### SET EXERCISE
Filter the lines below, copying only those with the string "operated".

### RECORDS FOR THIS TASK

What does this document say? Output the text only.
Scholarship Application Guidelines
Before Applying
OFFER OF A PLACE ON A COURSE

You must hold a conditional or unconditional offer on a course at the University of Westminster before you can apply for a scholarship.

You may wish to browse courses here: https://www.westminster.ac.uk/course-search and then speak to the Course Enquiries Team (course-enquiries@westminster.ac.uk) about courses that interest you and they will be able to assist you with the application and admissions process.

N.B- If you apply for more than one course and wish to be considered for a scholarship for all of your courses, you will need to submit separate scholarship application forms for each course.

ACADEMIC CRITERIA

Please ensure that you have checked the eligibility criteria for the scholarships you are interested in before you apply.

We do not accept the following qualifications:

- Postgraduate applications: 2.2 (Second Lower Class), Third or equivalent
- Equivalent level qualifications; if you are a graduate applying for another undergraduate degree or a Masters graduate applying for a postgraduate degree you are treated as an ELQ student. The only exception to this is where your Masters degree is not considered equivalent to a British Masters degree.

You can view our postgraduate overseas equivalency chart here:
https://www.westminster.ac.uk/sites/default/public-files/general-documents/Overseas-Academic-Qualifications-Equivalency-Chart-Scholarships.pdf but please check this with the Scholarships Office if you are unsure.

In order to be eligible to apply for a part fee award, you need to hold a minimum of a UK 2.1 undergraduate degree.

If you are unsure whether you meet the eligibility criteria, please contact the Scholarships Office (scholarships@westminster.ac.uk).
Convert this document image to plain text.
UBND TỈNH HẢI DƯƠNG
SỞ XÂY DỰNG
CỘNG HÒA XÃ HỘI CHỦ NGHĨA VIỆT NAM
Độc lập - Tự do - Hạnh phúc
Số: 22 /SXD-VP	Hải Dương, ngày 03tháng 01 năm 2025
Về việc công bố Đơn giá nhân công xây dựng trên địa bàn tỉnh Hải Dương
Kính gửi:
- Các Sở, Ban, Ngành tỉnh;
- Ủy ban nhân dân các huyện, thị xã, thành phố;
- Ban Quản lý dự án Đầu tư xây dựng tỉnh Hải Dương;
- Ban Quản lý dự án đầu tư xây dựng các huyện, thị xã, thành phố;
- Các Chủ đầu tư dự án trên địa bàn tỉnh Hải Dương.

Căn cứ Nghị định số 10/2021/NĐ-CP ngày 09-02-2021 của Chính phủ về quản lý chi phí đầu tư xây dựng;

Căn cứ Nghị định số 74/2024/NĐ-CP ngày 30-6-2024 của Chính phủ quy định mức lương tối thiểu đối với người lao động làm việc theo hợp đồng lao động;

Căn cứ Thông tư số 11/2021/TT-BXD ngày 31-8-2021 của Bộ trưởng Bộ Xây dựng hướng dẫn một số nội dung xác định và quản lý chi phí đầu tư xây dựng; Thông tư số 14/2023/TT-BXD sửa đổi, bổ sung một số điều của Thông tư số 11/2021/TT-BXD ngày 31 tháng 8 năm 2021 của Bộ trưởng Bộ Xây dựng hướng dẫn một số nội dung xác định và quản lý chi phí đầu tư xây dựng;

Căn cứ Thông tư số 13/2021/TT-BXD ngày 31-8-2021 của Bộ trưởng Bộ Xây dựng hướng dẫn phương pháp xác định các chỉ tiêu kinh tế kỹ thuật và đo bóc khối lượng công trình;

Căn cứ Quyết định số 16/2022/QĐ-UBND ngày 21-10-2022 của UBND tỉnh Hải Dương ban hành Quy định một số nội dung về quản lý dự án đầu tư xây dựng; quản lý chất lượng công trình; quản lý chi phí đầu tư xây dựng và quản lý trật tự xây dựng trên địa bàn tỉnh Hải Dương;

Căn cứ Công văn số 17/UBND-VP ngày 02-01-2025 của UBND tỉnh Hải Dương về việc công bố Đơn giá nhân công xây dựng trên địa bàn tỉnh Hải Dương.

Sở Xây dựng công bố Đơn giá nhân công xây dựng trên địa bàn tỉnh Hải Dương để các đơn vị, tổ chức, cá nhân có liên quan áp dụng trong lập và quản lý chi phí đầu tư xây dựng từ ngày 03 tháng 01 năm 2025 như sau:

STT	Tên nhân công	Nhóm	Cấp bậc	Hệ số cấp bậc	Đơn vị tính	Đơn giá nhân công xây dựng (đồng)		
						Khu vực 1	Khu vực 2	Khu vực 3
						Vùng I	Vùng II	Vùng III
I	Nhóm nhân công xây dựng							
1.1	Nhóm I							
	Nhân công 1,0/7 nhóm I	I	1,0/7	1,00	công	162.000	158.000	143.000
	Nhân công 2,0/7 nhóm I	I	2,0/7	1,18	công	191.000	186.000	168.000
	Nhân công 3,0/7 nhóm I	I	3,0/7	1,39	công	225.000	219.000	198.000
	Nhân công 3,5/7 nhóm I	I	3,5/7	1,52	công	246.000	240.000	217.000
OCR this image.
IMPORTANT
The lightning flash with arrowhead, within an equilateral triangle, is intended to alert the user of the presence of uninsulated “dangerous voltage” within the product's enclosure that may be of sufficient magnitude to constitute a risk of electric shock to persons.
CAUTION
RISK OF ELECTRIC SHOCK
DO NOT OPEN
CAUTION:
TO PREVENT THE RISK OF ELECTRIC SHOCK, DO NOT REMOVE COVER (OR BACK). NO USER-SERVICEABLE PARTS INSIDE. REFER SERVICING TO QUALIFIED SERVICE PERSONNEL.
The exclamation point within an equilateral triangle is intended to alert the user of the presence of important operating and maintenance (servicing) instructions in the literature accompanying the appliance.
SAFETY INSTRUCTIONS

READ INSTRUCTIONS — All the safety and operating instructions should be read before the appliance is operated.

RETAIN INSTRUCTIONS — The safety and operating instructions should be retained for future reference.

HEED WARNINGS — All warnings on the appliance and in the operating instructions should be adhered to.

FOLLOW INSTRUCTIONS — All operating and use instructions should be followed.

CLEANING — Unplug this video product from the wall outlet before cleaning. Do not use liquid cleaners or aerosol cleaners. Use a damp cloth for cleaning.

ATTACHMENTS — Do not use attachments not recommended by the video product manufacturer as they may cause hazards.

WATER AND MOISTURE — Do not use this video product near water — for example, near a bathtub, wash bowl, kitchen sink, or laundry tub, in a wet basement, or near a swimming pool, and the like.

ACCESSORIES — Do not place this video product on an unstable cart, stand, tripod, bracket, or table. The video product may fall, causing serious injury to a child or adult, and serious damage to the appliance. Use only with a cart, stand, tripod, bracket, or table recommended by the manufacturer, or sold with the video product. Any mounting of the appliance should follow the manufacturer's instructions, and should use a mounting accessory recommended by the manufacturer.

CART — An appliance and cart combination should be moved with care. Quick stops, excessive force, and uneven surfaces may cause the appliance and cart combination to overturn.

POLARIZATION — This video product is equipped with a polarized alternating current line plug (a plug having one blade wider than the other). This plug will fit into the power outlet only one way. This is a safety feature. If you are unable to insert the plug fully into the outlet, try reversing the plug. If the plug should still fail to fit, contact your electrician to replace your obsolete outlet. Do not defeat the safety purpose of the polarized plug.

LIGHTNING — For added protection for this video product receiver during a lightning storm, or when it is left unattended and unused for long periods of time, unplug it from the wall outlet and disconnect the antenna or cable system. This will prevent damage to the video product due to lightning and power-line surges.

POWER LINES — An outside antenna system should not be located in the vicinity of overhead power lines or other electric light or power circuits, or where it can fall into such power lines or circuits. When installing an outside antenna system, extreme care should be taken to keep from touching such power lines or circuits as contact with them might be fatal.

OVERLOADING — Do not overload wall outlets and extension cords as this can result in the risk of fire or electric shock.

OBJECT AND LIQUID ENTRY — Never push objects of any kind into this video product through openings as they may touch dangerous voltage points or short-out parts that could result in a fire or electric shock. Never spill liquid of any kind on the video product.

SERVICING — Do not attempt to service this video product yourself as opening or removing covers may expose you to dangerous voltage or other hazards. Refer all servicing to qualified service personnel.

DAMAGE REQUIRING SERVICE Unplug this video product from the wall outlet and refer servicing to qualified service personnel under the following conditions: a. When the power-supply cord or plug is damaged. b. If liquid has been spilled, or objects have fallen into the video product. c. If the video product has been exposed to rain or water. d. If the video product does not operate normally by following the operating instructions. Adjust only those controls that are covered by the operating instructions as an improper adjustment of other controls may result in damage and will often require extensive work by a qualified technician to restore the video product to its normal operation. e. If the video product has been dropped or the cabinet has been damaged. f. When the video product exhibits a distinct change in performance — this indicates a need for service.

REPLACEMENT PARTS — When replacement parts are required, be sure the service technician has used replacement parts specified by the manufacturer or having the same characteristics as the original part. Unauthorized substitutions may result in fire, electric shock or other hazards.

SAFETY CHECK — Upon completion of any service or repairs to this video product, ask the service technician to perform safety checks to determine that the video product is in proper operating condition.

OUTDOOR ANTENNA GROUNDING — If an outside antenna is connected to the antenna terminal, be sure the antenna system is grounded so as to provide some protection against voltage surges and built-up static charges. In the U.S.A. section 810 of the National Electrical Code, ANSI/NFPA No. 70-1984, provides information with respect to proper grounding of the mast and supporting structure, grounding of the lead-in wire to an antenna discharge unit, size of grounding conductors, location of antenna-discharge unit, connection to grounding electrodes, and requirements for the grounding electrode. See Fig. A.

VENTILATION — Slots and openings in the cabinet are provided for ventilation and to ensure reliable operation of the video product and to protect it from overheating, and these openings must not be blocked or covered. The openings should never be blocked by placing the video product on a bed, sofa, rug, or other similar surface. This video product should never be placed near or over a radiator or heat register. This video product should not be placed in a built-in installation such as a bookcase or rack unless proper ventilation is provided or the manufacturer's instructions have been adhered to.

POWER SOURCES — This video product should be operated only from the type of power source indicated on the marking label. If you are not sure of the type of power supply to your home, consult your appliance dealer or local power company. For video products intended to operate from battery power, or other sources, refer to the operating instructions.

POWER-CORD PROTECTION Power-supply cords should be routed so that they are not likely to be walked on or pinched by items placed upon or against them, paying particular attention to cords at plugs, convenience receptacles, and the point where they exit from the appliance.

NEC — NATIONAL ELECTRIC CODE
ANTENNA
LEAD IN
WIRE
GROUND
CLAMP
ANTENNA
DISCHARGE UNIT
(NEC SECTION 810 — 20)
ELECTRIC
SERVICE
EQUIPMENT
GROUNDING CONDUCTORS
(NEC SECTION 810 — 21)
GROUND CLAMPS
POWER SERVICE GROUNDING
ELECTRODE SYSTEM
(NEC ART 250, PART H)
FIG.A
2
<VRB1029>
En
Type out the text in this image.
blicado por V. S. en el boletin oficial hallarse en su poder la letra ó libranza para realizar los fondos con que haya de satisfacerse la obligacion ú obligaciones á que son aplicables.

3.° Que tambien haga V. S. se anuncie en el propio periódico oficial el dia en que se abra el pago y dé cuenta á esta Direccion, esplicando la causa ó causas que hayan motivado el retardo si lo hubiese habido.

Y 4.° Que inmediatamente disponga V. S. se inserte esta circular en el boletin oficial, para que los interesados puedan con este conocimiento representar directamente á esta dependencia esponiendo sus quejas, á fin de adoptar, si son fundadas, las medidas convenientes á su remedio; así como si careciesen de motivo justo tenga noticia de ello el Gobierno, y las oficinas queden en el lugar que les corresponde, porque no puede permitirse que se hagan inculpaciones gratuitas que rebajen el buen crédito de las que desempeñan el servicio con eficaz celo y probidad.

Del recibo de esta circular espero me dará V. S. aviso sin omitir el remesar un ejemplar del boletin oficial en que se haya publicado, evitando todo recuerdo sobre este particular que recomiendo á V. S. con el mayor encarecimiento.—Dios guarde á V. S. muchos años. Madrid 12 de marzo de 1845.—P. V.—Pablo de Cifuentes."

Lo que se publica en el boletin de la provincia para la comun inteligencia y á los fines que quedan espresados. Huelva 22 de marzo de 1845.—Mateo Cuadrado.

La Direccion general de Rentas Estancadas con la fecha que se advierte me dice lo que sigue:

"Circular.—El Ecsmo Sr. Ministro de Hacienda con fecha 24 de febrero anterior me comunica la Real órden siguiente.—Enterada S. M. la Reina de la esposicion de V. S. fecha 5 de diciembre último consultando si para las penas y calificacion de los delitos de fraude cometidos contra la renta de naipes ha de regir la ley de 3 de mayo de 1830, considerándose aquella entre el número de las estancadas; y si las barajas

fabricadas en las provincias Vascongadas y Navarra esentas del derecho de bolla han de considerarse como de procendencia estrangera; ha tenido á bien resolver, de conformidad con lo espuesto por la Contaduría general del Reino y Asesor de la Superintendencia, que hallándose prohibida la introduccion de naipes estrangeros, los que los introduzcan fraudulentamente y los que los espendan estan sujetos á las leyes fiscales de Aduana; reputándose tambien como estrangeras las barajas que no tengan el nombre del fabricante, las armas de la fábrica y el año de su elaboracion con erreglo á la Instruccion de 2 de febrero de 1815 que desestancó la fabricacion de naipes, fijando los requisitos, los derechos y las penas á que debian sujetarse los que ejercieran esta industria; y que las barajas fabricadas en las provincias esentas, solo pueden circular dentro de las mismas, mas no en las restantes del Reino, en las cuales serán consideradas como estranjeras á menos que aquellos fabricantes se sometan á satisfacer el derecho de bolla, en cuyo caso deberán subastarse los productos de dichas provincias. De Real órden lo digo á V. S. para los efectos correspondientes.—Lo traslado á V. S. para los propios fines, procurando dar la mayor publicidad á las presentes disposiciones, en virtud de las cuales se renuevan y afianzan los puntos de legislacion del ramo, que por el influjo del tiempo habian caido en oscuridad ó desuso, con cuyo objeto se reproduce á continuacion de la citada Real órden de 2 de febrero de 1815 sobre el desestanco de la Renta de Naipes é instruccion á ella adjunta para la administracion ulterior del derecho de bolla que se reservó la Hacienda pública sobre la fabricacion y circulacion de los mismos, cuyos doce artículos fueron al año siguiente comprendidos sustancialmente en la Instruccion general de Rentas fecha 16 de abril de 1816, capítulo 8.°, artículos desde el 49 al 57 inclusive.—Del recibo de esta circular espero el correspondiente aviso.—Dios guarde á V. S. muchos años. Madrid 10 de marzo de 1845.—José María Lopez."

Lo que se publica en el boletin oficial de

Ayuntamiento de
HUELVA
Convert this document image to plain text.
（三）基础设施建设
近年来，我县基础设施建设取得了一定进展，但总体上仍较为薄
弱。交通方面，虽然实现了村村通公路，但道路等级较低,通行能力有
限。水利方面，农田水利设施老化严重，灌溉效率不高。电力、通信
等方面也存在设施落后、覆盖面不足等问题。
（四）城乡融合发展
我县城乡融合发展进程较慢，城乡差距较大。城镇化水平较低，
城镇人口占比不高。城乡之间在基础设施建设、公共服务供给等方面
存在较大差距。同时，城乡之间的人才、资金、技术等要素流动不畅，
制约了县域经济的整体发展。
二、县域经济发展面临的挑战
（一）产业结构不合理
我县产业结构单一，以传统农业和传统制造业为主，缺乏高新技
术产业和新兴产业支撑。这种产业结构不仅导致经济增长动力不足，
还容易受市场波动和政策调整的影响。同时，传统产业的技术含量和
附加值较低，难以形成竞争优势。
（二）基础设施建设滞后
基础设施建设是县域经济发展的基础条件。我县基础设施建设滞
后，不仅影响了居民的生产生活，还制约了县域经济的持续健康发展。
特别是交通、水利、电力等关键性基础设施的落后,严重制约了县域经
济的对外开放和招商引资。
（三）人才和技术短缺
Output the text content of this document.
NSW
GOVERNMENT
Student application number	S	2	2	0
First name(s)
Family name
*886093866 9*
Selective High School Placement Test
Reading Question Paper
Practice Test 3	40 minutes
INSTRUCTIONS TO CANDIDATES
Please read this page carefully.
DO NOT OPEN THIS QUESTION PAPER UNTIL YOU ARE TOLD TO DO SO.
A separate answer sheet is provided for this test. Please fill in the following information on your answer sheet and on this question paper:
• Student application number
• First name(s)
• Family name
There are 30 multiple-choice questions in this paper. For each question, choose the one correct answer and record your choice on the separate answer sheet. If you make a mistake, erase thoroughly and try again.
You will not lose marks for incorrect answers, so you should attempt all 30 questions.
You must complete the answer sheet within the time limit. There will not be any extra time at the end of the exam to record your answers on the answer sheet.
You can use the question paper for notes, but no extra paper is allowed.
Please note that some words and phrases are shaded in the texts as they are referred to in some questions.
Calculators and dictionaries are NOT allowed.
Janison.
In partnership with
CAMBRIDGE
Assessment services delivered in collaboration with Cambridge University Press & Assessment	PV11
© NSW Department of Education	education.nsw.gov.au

### TASK OUTPUT
READ INSTRUCTIONS — All the safety and operating instructions should be read before the appliance is operated.
POWER SOURCES — This video product should be operated only from the type of power source indicated on the marking label. If you are not sure of the type of power supply to your home, consult your appliance dealer or local power company. For video products intended to operate from battery power, or other sources, refer to the operating instructions.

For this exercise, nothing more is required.